___ Listing ___

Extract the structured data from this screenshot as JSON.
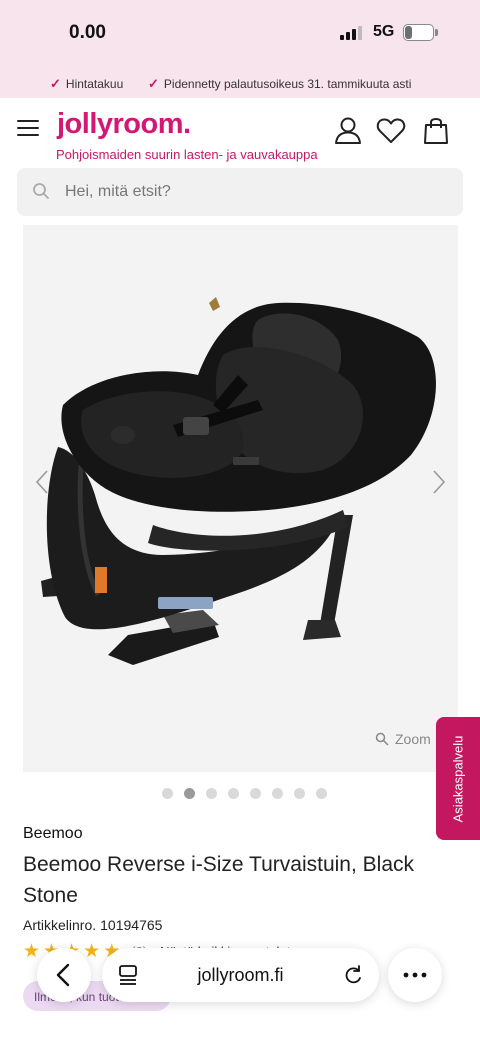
{
  "status_bar": {
    "time": "0.00",
    "network": "5G",
    "battery": "24",
    "battery_level": 0.24
  },
  "promo": {
    "item1": "Hintatakuu",
    "item2": "Pidennetty palautusoikeus 31. tammikuuta asti"
  },
  "header": {
    "logo": "jollyroom.",
    "tagline": "Pohjoismaiden suurin lasten- ja vauvakauppa"
  },
  "search": {
    "placeholder": "Hei, mitä etsit?"
  },
  "gallery": {
    "zoom_label": "Zoom",
    "image_count": 8,
    "active_index": 1
  },
  "side_tab": {
    "label": "Asiakaspalvelu"
  },
  "product": {
    "brand": "Beemoo",
    "title": "Beemoo Reverse i-Size Turvaistuin, Black Stone",
    "article_label": "Artikkelinro.",
    "article_number": "10194765",
    "rating": 4.5,
    "review_count": "(2)",
    "reviews_link": "Näytä kaikki arvostelut",
    "notify_label": "Ilmoita, kun tuote"
  },
  "browser": {
    "url": "jollyroom.fi"
  },
  "colors": {
    "brand": "#d31772",
    "promo_bg": "#f8e4ec",
    "side_tab": "#c3185f",
    "star": "#f2b11b"
  },
  "icons": [
    "menu-icon",
    "user-icon",
    "heart-icon",
    "bag-icon",
    "search-icon",
    "chevron-left-icon",
    "chevron-right-icon",
    "zoom-icon",
    "back-icon",
    "tabs-icon",
    "reload-icon",
    "more-icon"
  ]
}
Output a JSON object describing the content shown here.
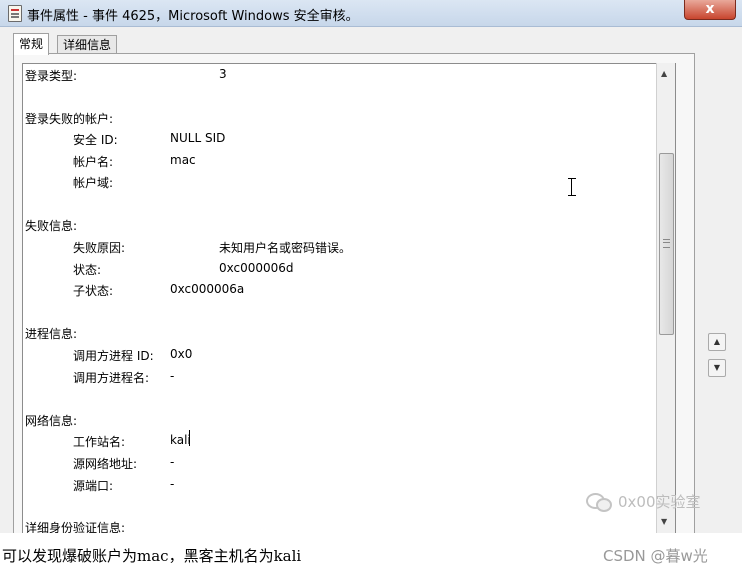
{
  "window": {
    "title": "事件属性 - 事件 4625，Microsoft Windows 安全审核。",
    "close_label": "x"
  },
  "tabs": [
    {
      "label": "常规"
    },
    {
      "label": "详细信息"
    }
  ],
  "rows": [
    {
      "label": "登录类型:",
      "value": "3"
    },
    {
      "label": "登录失败的帐户:"
    },
    {
      "label": "安全 ID:",
      "value": "NULL SID"
    },
    {
      "label": "帐户名:",
      "value": "mac"
    },
    {
      "label": "帐户域:"
    },
    {
      "label": "失败信息:"
    },
    {
      "label": "失败原因:",
      "value": "未知用户名或密码错误。"
    },
    {
      "label": "状态:",
      "value": "0xc000006d"
    },
    {
      "label": "子状态:",
      "value": "0xc000006a"
    },
    {
      "label": "进程信息:"
    },
    {
      "label": "调用方进程 ID:",
      "value": "0x0"
    },
    {
      "label": "调用方进程名:",
      "value": "-"
    },
    {
      "label": "网络信息:"
    },
    {
      "label": "工作站名:",
      "value": "kali"
    },
    {
      "label": "源网络地址:",
      "value": "-"
    },
    {
      "label": "源端口:",
      "value": "-"
    },
    {
      "label": "详细身份验证信息:"
    }
  ],
  "scroll": {
    "up": "▲",
    "down": "▼",
    "grip": "≡"
  },
  "side_buttons": {
    "up": "▲",
    "down": "▼"
  },
  "watermark": "0x00实验室",
  "caption": "可以发现爆破账户为mac，黑客主机名为kali",
  "csdn_credit": "CSDN @暮w光"
}
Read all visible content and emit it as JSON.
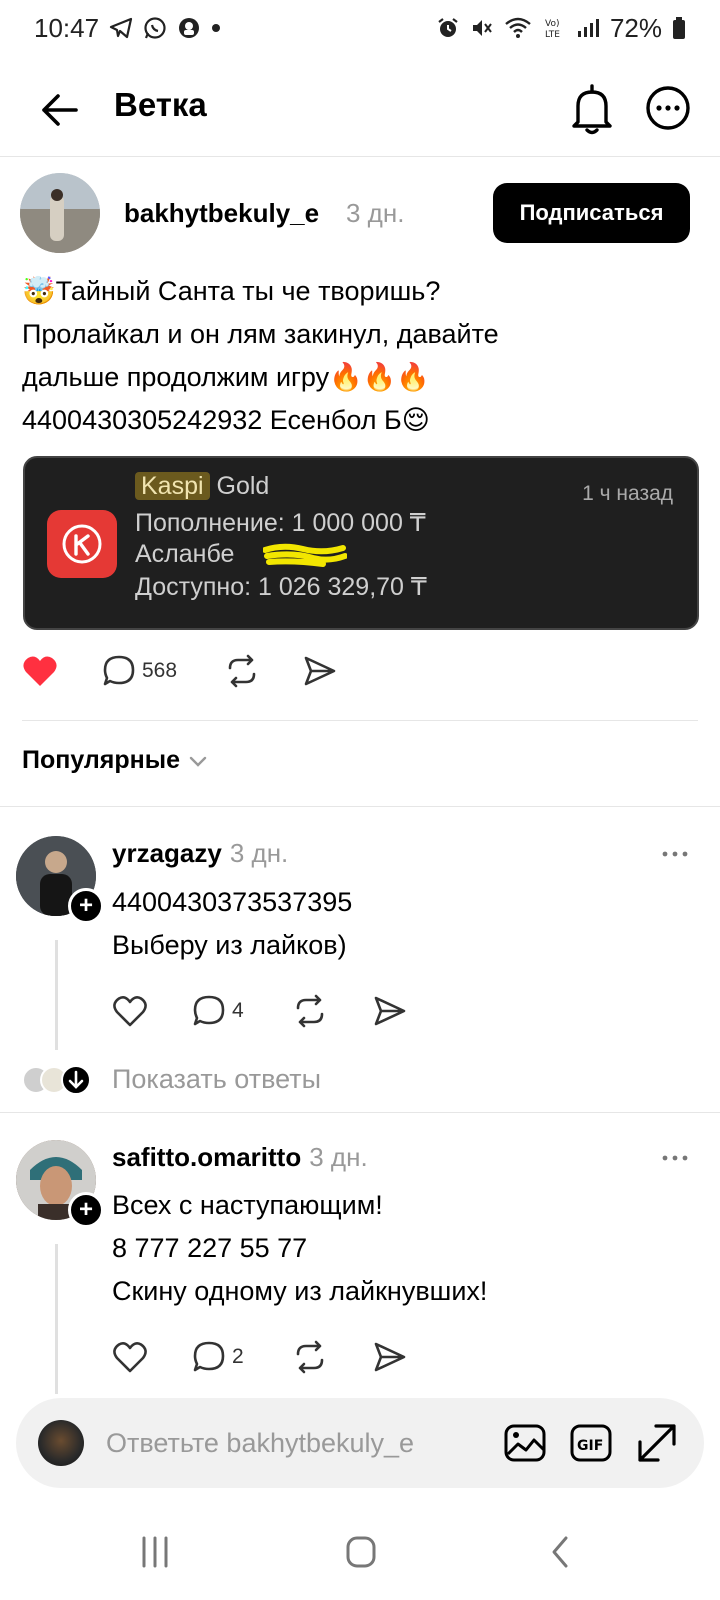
{
  "status_bar": {
    "time": "10:47",
    "battery": "72%",
    "icons": [
      "telegram-icon",
      "whatsapp-icon",
      "app-icon",
      "dot-icon",
      "alarm-icon",
      "mute-icon",
      "wifi-icon",
      "volte-icon",
      "signal-icon",
      "battery-icon"
    ]
  },
  "header": {
    "title": "Ветка",
    "icons": [
      "back-arrow-icon",
      "bell-icon",
      "more-circle-icon"
    ]
  },
  "post": {
    "author": "bakhytbekuly_e",
    "time": "3 дн.",
    "subscribe_label": "Подписаться",
    "lines": [
      "🤯Тайный Санта ты че творишь?",
      "Пролайкал и он лям закинул, давайте",
      "дальше продолжим игру🔥🔥🔥",
      "4400430305242932 Есенбол Б😌"
    ],
    "notification": {
      "app_highlight": "Kaspi",
      "app_rest": " Gold",
      "time": "1 ч назад",
      "line1": "Пополнение: 1 000 000 ₸",
      "line2": "Асланбе",
      "line3": "Доступно: 1 026 329,70 ₸"
    },
    "comments_count": "568",
    "liked": true
  },
  "section": {
    "title": "Популярные"
  },
  "comments": [
    {
      "author": "yrzagazy",
      "time": "3 дн.",
      "lines": [
        "4400430373537395",
        "Выберу из лайков)"
      ],
      "comments_count": "4",
      "show_replies": "Показать ответы"
    },
    {
      "author": "safitto.omaritto",
      "time": "3 дн.",
      "lines": [
        "Всех с наступающим!",
        "8 777 227 55 77",
        "Скину одному из лайкнувших!"
      ],
      "comments_count": "2"
    }
  ],
  "reply_bar": {
    "placeholder": "Ответьте bakhytbekuly_e",
    "icons": [
      "image-icon",
      "gif-icon",
      "expand-icon"
    ]
  },
  "nav": {
    "icons": [
      "recent-apps-icon",
      "home-icon",
      "back-icon"
    ]
  },
  "colors": {
    "like_red": "#ff3040",
    "card_bg": "#1f1f1f",
    "kaspi_red": "#e53935",
    "muted_text": "#999999"
  }
}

___

### Set task:
Every entry must be reproduced exactly, with the images left out.

### Task answer:
Extract the structured data from this screenshot as JSON.
{
  "status_bar": {
    "time": "0.00",
    "network": "5G",
    "battery": "24",
    "battery_level": 0.24
  },
  "promo": {
    "item1": "Hintatakuu",
    "item2": "Pidennetty palautusoikeus 31. tammikuuta asti"
  },
  "header": {
    "logo": "jollyroom.",
    "tagline": "Pohjoismaiden suurin lasten- ja vauvakauppa"
  },
  "search": {
    "placeholder": "Hei, mitä etsit?"
  },
  "gallery": {
    "zoom_label": "Zoom",
    "image_count": 8,
    "active_index": 1
  },
  "side_tab": {
    "label": "Asiakaspalvelu"
  },
  "product": {
    "brand": "Beemoo",
    "title": "Beemoo Reverse i-Size Turvaistuin, Black Stone",
    "article_label": "Artikkelinro.",
    "article_number": "10194765",
    "rating": 4.5,
    "review_count": "(2)",
    "reviews_link": "Näytä kaikki arvostelut",
    "notify_label": "Ilmoita, kun tuote"
  },
  "browser": {
    "url": "jollyroom.fi"
  },
  "colors": {
    "brand": "#d31772",
    "promo_bg": "#f8e4ec",
    "side_tab": "#c3185f",
    "star": "#f2b11b"
  },
  "icons": [
    "menu-icon",
    "user-icon",
    "heart-icon",
    "bag-icon",
    "search-icon",
    "chevron-left-icon",
    "chevron-right-icon",
    "zoom-icon",
    "back-icon",
    "tabs-icon",
    "reload-icon",
    "more-icon"
  ]
}
Output a JSON object describing the content shown here.
{
  "window": {
    "title": "事件属性 - 事件 4625，Microsoft Windows 安全审核。",
    "close_label": "x"
  },
  "tabs": [
    {
      "label": "常规"
    },
    {
      "label": "详细信息"
    }
  ],
  "rows": [
    {
      "label": "登录类型:",
      "value": "3"
    },
    {
      "label": "登录失败的帐户:"
    },
    {
      "label": "安全 ID:",
      "value": "NULL SID"
    },
    {
      "label": "帐户名:",
      "value": "mac"
    },
    {
      "label": "帐户域:"
    },
    {
      "label": "失败信息:"
    },
    {
      "label": "失败原因:",
      "value": "未知用户名或密码错误。"
    },
    {
      "label": "状态:",
      "value": "0xc000006d"
    },
    {
      "label": "子状态:",
      "value": "0xc000006a"
    },
    {
      "label": "进程信息:"
    },
    {
      "label": "调用方进程 ID:",
      "value": "0x0"
    },
    {
      "label": "调用方进程名:",
      "value": "-"
    },
    {
      "label": "网络信息:"
    },
    {
      "label": "工作站名:",
      "value": "kali"
    },
    {
      "label": "源网络地址:",
      "value": "-"
    },
    {
      "label": "源端口:",
      "value": "-"
    },
    {
      "label": "详细身份验证信息:"
    }
  ],
  "scroll": {
    "up": "▲",
    "down": "▼",
    "grip": "≡"
  },
  "side_buttons": {
    "up": "▲",
    "down": "▼"
  },
  "watermark": "0x00实验室",
  "caption": "可以发现爆破账户为mac，黑客主机名为kali",
  "csdn_credit": "CSDN @暮w光"
}
Read all visible content and emit it as JSON.
{
  "status_bar": {
    "time": "10:47",
    "battery": "72%",
    "icons": [
      "telegram-icon",
      "whatsapp-icon",
      "app-icon",
      "dot-icon",
      "alarm-icon",
      "mute-icon",
      "wifi-icon",
      "volte-icon",
      "signal-icon",
      "battery-icon"
    ]
  },
  "header": {
    "title": "Ветка",
    "icons": [
      "back-arrow-icon",
      "bell-icon",
      "more-circle-icon"
    ]
  },
  "post": {
    "author": "bakhytbekuly_e",
    "time": "3 дн.",
    "subscribe_label": "Подписаться",
    "lines": [
      "🤯Тайный Санта ты че творишь?",
      "Пролайкал и он лям закинул, давайте",
      "дальше продолжим игру🔥🔥🔥",
      "4400430305242932 Есенбол Б😌"
    ],
    "notification": {
      "app_highlight": "Kaspi",
      "app_rest": " Gold",
      "time": "1 ч назад",
      "line1": "Пополнение: 1 000 000 ₸",
      "line2": "Асланбе",
      "line3": "Доступно: 1 026 329,70 ₸"
    },
    "comments_count": "568",
    "liked": true
  },
  "section": {
    "title": "Популярные"
  },
  "comments": [
    {
      "author": "yrzagazy",
      "time": "3 дн.",
      "lines": [
        "4400430373537395",
        "Выберу из лайков)"
      ],
      "comments_count": "4",
      "show_replies": "Показать ответы"
    },
    {
      "author": "safitto.omaritto",
      "time": "3 дн.",
      "lines": [
        "Всех с наступающим!",
        "8 777 227 55 77",
        "Скину одному из лайкнувших!"
      ],
      "comments_count": "2"
    }
  ],
  "reply_bar": {
    "placeholder": "Ответьте bakhytbekuly_e",
    "icons": [
      "image-icon",
      "gif-icon",
      "expand-icon"
    ]
  },
  "nav": {
    "icons": [
      "recent-apps-icon",
      "home-icon",
      "back-icon"
    ]
  },
  "colors": {
    "like_red": "#ff3040",
    "card_bg": "#1f1f1f",
    "kaspi_red": "#e53935",
    "muted_text": "#999999"
  }
}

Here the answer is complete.